- [AIM]: Filter the records below down to lines containing "Code".

- [Part of a data file]:
________________
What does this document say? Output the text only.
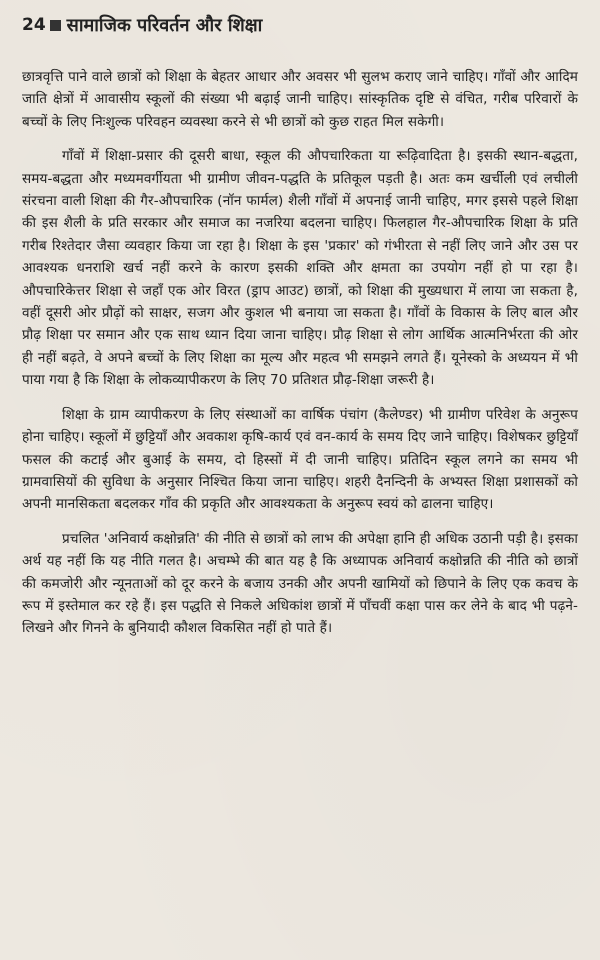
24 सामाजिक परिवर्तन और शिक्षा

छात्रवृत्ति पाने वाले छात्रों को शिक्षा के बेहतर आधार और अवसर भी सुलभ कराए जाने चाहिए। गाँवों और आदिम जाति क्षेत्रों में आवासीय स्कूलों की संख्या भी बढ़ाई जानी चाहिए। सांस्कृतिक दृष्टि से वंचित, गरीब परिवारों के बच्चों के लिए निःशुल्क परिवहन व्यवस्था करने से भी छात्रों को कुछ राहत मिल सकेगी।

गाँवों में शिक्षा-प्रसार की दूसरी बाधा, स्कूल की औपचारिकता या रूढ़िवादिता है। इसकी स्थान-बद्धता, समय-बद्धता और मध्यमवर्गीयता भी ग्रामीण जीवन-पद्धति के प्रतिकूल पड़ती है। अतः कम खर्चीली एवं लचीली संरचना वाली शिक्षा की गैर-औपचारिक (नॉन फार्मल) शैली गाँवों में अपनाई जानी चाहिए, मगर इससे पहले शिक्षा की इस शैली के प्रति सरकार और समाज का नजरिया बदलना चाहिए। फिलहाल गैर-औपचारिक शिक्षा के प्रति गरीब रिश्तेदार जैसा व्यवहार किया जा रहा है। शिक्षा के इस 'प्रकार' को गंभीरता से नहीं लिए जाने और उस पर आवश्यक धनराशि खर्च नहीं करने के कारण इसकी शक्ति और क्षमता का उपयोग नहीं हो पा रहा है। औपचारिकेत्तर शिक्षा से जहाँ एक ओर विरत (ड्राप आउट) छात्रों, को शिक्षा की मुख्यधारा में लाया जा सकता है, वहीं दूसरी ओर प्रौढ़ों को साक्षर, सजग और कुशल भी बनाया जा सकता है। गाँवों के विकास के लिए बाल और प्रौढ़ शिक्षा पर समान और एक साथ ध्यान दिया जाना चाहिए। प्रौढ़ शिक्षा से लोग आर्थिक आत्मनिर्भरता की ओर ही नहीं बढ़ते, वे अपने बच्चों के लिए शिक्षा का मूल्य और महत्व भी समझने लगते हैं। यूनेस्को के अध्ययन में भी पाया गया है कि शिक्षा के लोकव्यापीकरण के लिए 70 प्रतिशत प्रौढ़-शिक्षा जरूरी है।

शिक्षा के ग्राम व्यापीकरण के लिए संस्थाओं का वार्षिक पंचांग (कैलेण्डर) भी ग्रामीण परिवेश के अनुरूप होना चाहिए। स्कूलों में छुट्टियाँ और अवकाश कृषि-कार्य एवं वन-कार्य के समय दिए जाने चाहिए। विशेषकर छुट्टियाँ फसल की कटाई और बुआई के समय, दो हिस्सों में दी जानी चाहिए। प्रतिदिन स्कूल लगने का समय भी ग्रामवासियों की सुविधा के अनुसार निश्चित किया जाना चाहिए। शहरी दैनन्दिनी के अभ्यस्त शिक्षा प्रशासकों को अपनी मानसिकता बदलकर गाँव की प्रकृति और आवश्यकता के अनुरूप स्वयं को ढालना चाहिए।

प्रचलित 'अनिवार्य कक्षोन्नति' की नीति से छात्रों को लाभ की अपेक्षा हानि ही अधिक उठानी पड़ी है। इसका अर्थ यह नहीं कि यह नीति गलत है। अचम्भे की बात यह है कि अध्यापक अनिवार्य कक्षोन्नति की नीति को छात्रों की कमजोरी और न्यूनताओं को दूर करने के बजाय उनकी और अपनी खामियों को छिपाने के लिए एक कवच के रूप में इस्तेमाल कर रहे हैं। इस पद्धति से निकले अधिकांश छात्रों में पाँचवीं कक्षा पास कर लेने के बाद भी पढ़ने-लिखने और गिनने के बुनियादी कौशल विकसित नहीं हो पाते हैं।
________________
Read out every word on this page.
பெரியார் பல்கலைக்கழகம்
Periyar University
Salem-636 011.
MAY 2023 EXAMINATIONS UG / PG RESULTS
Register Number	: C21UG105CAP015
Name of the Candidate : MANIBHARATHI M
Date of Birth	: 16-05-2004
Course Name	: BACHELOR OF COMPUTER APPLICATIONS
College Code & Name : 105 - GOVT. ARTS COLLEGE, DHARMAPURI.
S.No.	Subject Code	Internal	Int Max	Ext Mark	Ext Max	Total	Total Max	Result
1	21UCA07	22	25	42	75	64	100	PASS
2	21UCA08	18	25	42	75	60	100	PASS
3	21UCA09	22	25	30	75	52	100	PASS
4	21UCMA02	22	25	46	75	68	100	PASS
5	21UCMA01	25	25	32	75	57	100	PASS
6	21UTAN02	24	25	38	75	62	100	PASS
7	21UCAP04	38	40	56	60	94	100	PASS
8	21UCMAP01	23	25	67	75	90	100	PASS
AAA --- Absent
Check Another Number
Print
________________
- [FINISHED ANSWER]:
College Code & Name : 105 - GOVT. ARTS COLLEGE, DHARMAPURI.
S.No.	Subject Code	Internal	Int Max	Ext Mark	Ext Max	Total	Total Max	Result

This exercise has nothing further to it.